▶ **Short task**
Gather all lines from the material that contain the word "Registry".

▶ **Record list**

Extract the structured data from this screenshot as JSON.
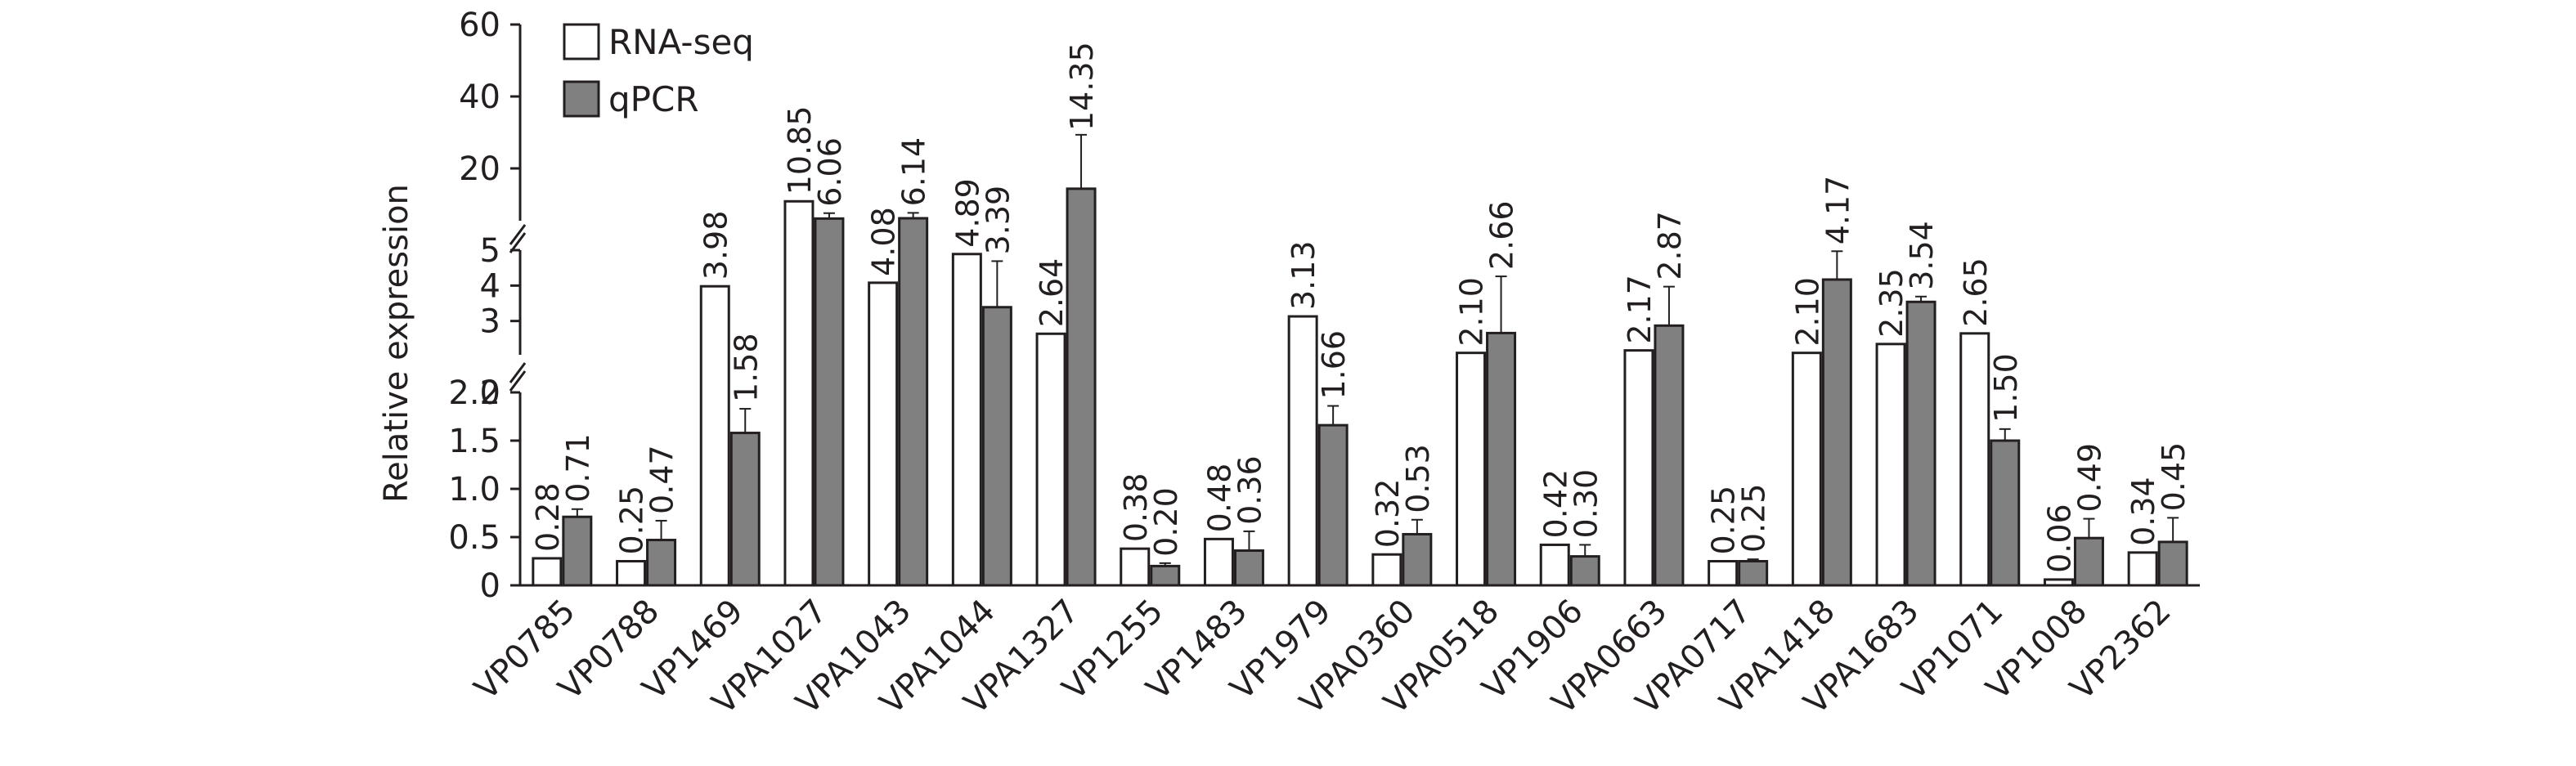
{
  "chart_data": {
    "type": "bar",
    "ylabel": "Relative expression",
    "categories": [
      "VP0785",
      "VP0788",
      "VP1469",
      "VPA1027",
      "VPA1043",
      "VPA1044",
      "VPA1327",
      "VP1255",
      "VP1483",
      "VP1979",
      "VPA0360",
      "VPA0518",
      "VP1906",
      "VPA0663",
      "VPA0717",
      "VPA1418",
      "VPA1683",
      "VP1071",
      "VP1008",
      "VP2362"
    ],
    "series": [
      {
        "name": "RNA-seq",
        "color": "#ffffff",
        "values": [
          0.28,
          0.25,
          3.98,
          10.85,
          4.08,
          4.89,
          2.64,
          0.38,
          0.48,
          3.13,
          0.32,
          2.1,
          0.42,
          2.17,
          0.25,
          2.1,
          2.35,
          2.65,
          0.06,
          0.34
        ],
        "labels": [
          "0.28",
          "0.25",
          "3.98",
          "10.85",
          "4.08",
          "4.89",
          "2.64",
          "0.38",
          "0.48",
          "3.13",
          "0.32",
          "2.10",
          "0.42",
          "2.17",
          "0.25",
          "2.10",
          "2.35",
          "2.65",
          "0.06",
          "0.34"
        ]
      },
      {
        "name": "qPCR",
        "color": "#808080",
        "values": [
          0.71,
          0.47,
          1.58,
          6.06,
          6.14,
          3.39,
          14.35,
          0.2,
          0.36,
          1.66,
          0.53,
          2.66,
          0.3,
          2.87,
          0.25,
          4.17,
          3.54,
          1.5,
          0.49,
          0.45
        ],
        "labels": [
          "0.71",
          "0.47",
          "1.58",
          "6.06",
          "6.14",
          "3.39",
          "14.35",
          "0.20",
          "0.36",
          "1.66",
          "0.53",
          "2.66",
          "0.30",
          "2.87",
          "0.25",
          "4.17",
          "3.54",
          "1.50",
          "0.49",
          "0.45"
        ],
        "error": [
          0.08,
          0.2,
          0.25,
          1.5,
          1.5,
          1.3,
          15,
          0.03,
          0.2,
          0.2,
          0.15,
          1.6,
          0.12,
          1.1,
          0.02,
          0.8,
          0.15,
          0.12,
          0.2,
          0.25
        ]
      }
    ],
    "y_segments": [
      {
        "range": [
          0,
          2
        ],
        "ticks": [
          "0",
          "0.5",
          "1.0",
          "1.5",
          "2.0"
        ]
      },
      {
        "range": [
          2,
          5
        ],
        "ticks": [
          "2",
          "3",
          "4",
          "5"
        ]
      },
      {
        "range": [
          5,
          60
        ],
        "ticks": [
          "20",
          "40",
          "60"
        ]
      }
    ],
    "legend": "top-left"
  }
}
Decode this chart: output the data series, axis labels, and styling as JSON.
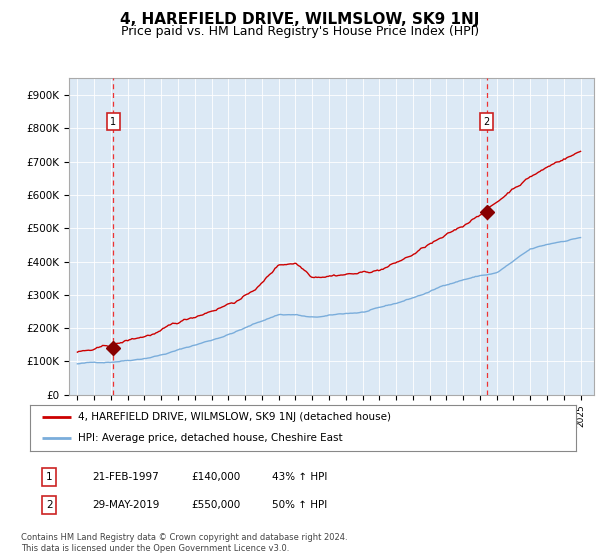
{
  "title": "4, HAREFIELD DRIVE, WILMSLOW, SK9 1NJ",
  "subtitle": "Price paid vs. HM Land Registry's House Price Index (HPI)",
  "title_fontsize": 11,
  "subtitle_fontsize": 9,
  "plot_bg_color": "#dce9f5",
  "ylim": [
    0,
    950000
  ],
  "yticks": [
    0,
    100000,
    200000,
    300000,
    400000,
    500000,
    600000,
    700000,
    800000,
    900000
  ],
  "ytick_labels": [
    "£0",
    "£100K",
    "£200K",
    "£300K",
    "£400K",
    "£500K",
    "£600K",
    "£700K",
    "£800K",
    "£900K"
  ],
  "red_line_color": "#cc0000",
  "blue_line_color": "#7aaddb",
  "vline_color": "#ee3333",
  "marker_color": "#880000",
  "sale1_year": 1997.13,
  "sale1_price": 140000,
  "sale2_year": 2019.41,
  "sale2_price": 550000,
  "legend_red_label": "4, HAREFIELD DRIVE, WILMSLOW, SK9 1NJ (detached house)",
  "legend_blue_label": "HPI: Average price, detached house, Cheshire East",
  "table_row1": [
    "1",
    "21-FEB-1997",
    "£140,000",
    "43% ↑ HPI"
  ],
  "table_row2": [
    "2",
    "29-MAY-2019",
    "£550,000",
    "50% ↑ HPI"
  ],
  "footer_text": "Contains HM Land Registry data © Crown copyright and database right 2024.\nThis data is licensed under the Open Government Licence v3.0.",
  "xlim_left": 1994.5,
  "xlim_right": 2025.8
}
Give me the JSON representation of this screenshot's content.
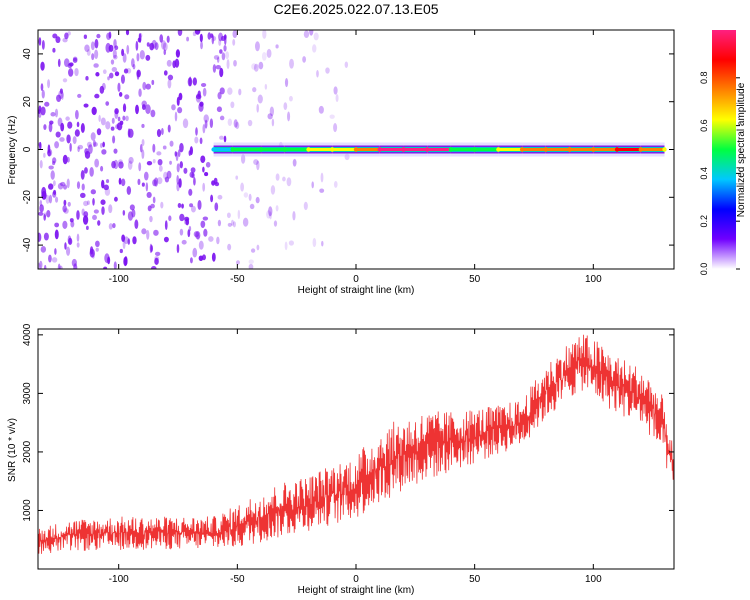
{
  "title": "C2E6.2025.022.07.13.E05",
  "colors": {
    "snr_line": "#ee3333",
    "ridge_low": "#6a00e8",
    "ridge_mid": "#00c8c0",
    "ridge_high": "#ff2050",
    "scatter": "#7a10f0"
  },
  "chart_data": [
    {
      "type": "heatmap",
      "xlabel": "Height of straight line (km)",
      "ylabel": "Frequency (Hz)",
      "xlim": [
        -134,
        134
      ],
      "ylim": [
        -50,
        50
      ],
      "x_ticks": [
        -100,
        -50,
        0,
        50,
        100
      ],
      "y_ticks": [
        -40,
        -20,
        0,
        20,
        40
      ],
      "colorbar": {
        "label": "Normalized spectral amplitude",
        "range": [
          0,
          1
        ],
        "ticks": [
          "0.0",
          "0.2",
          "0.4",
          "0.6",
          "0.8"
        ],
        "colormap": [
          "#ffffff",
          "#7000ff",
          "#0000ff",
          "#00c8ff",
          "#00ff40",
          "#ffff00",
          "#ff8000",
          "#ff0000",
          "#ff2080"
        ]
      },
      "ridge_frequency_hz": 0,
      "ridge_points": [
        {
          "x": -60,
          "amplitude": 0.35
        },
        {
          "x": -52,
          "amplitude": 0.45
        },
        {
          "x": -40,
          "amplitude": 0.5
        },
        {
          "x": -30,
          "amplitude": 0.55
        },
        {
          "x": -20,
          "amplitude": 0.6
        },
        {
          "x": -10,
          "amplitude": 0.65
        },
        {
          "x": 0,
          "amplitude": 0.8
        },
        {
          "x": 10,
          "amplitude": 0.95
        },
        {
          "x": 20,
          "amplitude": 1.0
        },
        {
          "x": 30,
          "amplitude": 0.95
        },
        {
          "x": 40,
          "amplitude": 0.45
        },
        {
          "x": 50,
          "amplitude": 0.55
        },
        {
          "x": 60,
          "amplitude": 0.65
        },
        {
          "x": 70,
          "amplitude": 0.7
        },
        {
          "x": 80,
          "amplitude": 0.75
        },
        {
          "x": 90,
          "amplitude": 0.8
        },
        {
          "x": 100,
          "amplitude": 0.75
        },
        {
          "x": 110,
          "amplitude": 0.9
        },
        {
          "x": 120,
          "amplitude": 0.8
        },
        {
          "x": 130,
          "amplitude": 0.6
        }
      ]
    },
    {
      "type": "line",
      "xlabel": "Height of straight line (km)",
      "ylabel": "SNR (10 * v/v)",
      "xlim": [
        -134,
        134
      ],
      "ylim": [
        0,
        4100
      ],
      "x_ticks": [
        -100,
        -50,
        0,
        50,
        100
      ],
      "y_ticks": [
        1000,
        2000,
        3000,
        4000
      ],
      "envelope": {
        "x": [
          -134,
          -120,
          -100,
          -80,
          -60,
          -50,
          -40,
          -30,
          -20,
          -10,
          0,
          10,
          20,
          30,
          40,
          50,
          60,
          70,
          80,
          90,
          95,
          100,
          110,
          120,
          125,
          130,
          134
        ],
        "min": [
          250,
          300,
          320,
          330,
          340,
          350,
          450,
          550,
          650,
          750,
          850,
          1100,
          1350,
          1500,
          1650,
          1800,
          1950,
          2100,
          2550,
          2900,
          3050,
          2900,
          2650,
          2450,
          2200,
          1800,
          1300
        ],
        "max": [
          700,
          850,
          900,
          900,
          900,
          1100,
          1350,
          1500,
          1600,
          1800,
          1950,
          2400,
          2600,
          2700,
          2700,
          2750,
          2800,
          2900,
          3500,
          3900,
          4050,
          3950,
          3650,
          3450,
          3250,
          2900,
          2000
        ]
      }
    }
  ]
}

▶ **Answer below**
  "subtitle": "Price paid vs. HM Land Registry's House Price Index (HPI)",
  "footer_text": "Contains HM Land Registry data © Crown copyright and database right 2024.\nThis data is licensed under the Open Government Licence v3.0.",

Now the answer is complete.